# [Instructions to follow]
Return the listing below verbatim. Pictures do not belong in the copy.

Begin Supplied data

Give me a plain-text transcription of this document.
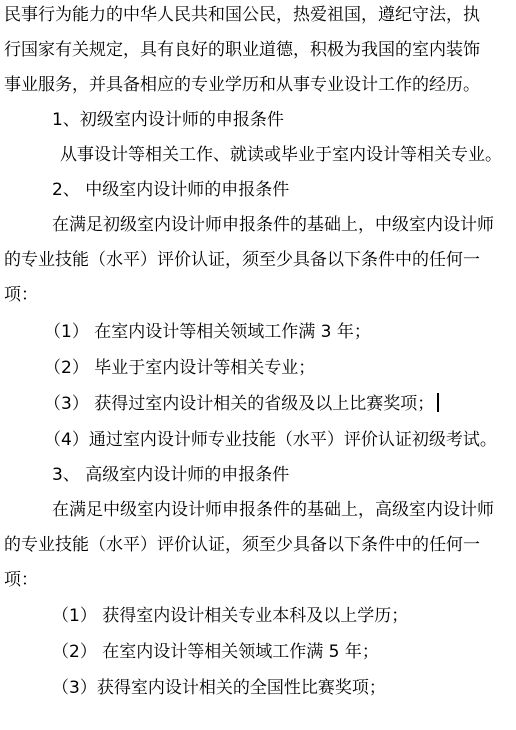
民事行为能力的中华人民共和国公民，热爱祖国，遵纪守法，执
行国家有关规定，具有良好的职业道德，积极为我国的室内装饰
事业服务，并具备相应的专业学历和从事专业设计工作的经历。
1、初级室内设计师的申报条件
从事设计等相关工作、就读或毕业于室内设计等相关专业。
2、 中级室内设计师的申报条件
在满足初级室内设计师申报条件的基础上，中级室内设计师
的专业技能（水平）评价认证，须至少具备以下条件中的任何一
项：
（1） 在室内设计等相关领域工作满 3 年；
（2） 毕业于室内设计等相关专业；
（3） 获得过室内设计相关的省级及以上比赛奖项；
（4）通过室内设计师专业技能（水平）评价认证初级考试。
3、 高级室内设计师的申报条件
在满足中级室内设计师申报条件的基础上，高级室内设计师
的专业技能（水平）评价认证，须至少具备以下条件中的任何一
项：
（1） 获得室内设计相关专业本科及以上学历；
（2） 在室内设计等相关领域工作满 5 年；
（3）获得室内设计相关的全国性比赛奖项；
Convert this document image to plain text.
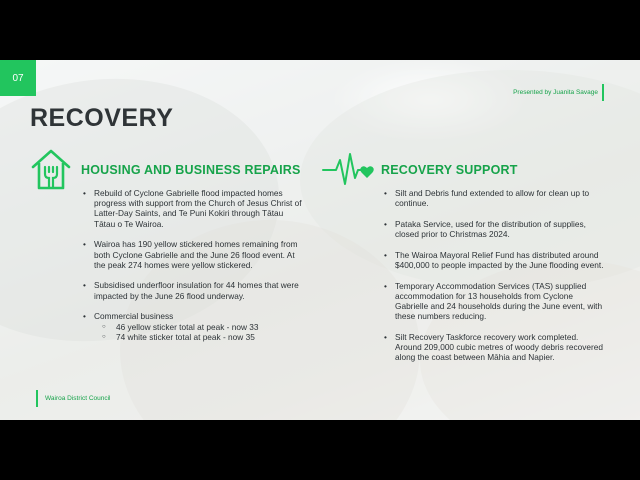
07
Presented by Juanita Savage
RECOVERY
HOUSING AND BUSINESS REPAIRS
• Rebuild of Cyclone Gabrielle flood impacted homes progress with support from the Church of Jesus Christ of Latter-Day Saints, and Te Puni Kokiri through Tātau Tātau o Te Wairoa.
• Wairoa has 190 yellow stickered homes remaining from both Cyclone Gabrielle and the June 26 flood event. At the peak 274 homes were yellow stickered.
• Subsidised underfloor insulation for 44 homes that were impacted by the June 26 flood underway.
• Commercial business
○ 46 yellow sticker total at peak - now 33
○ 74 white sticker total at peak - now 35
RECOVERY SUPPORT
• Silt and Debris fund extended to allow for clean up to continue.
• Pataka Service, used for the distribution of supplies, closed prior to Christmas 2024.
• The Wairoa Mayoral Relief Fund has distributed around $400,000 to people impacted by the June flooding event.
• Temporary Accommodation Services (TAS) supplied accommodation for 13 households from Cyclone Gabrielle and 24 households during the June event, with these numbers reducing.
• Silt Recovery Taskforce recovery work completed. Around 209,000 cubic metres of woody debris recovered along the coast between Māhia and Napier.
Wairoa District Council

End Supplied data

# [Task response]
Give me a plain-text transcription of this document.
民事行为能力的中华人民共和国公民，热爱祖国，遵纪守法，执
行国家有关规定，具有良好的职业道德，积极为我国的室内装饰
事业服务，并具备相应的专业学历和从事专业设计工作的经历。
1、初级室内设计师的申报条件
从事设计等相关工作、就读或毕业于室内设计等相关专业。
2、 中级室内设计师的申报条件
在满足初级室内设计师申报条件的基础上，中级室内设计师
的专业技能（水平）评价认证，须至少具备以下条件中的任何一
项：
（1） 在室内设计等相关领域工作满 3 年；
（2） 毕业于室内设计等相关专业；
（3） 获得过室内设计相关的省级及以上比赛奖项；
（4）通过室内设计师专业技能（水平）评价认证初级考试。
3、 高级室内设计师的申报条件
在满足中级室内设计师申报条件的基础上，高级室内设计师
的专业技能（水平）评价认证，须至少具备以下条件中的任何一
项：
（1） 获得室内设计相关专业本科及以上学历；
（2） 在室内设计等相关领域工作满 5 年；
（3）获得室内设计相关的全国性比赛奖项；
Convert this document image to plain text.
07
Presented by Juanita Savage
RECOVERY
HOUSING AND BUSINESS REPAIRS
• Rebuild of Cyclone Gabrielle flood impacted homes progress with support from the Church of Jesus Christ of Latter-Day Saints, and Te Puni Kokiri through Tātau Tātau o Te Wairoa.
• Wairoa has 190 yellow stickered homes remaining from both Cyclone Gabrielle and the June 26 flood event. At the peak 274 homes were yellow stickered.
• Subsidised underfloor insulation for 44 homes that were impacted by the June 26 flood underway.
• Commercial business
○ 46 yellow sticker total at peak - now 33
○ 74 white sticker total at peak - now 35
RECOVERY SUPPORT
• Silt and Debris fund extended to allow for clean up to continue.
• Pataka Service, used for the distribution of supplies, closed prior to Christmas 2024.
• The Wairoa Mayoral Relief Fund has distributed around $400,000 to people impacted by the June flooding event.
• Temporary Accommodation Services (TAS) supplied accommodation for 13 households from Cyclone Gabrielle and 24 households during the June event, with these numbers reducing.
• Silt Recovery Taskforce recovery work completed. Around 209,000 cubic metres of woody debris recovered along the coast between Māhia and Napier.
Wairoa District Council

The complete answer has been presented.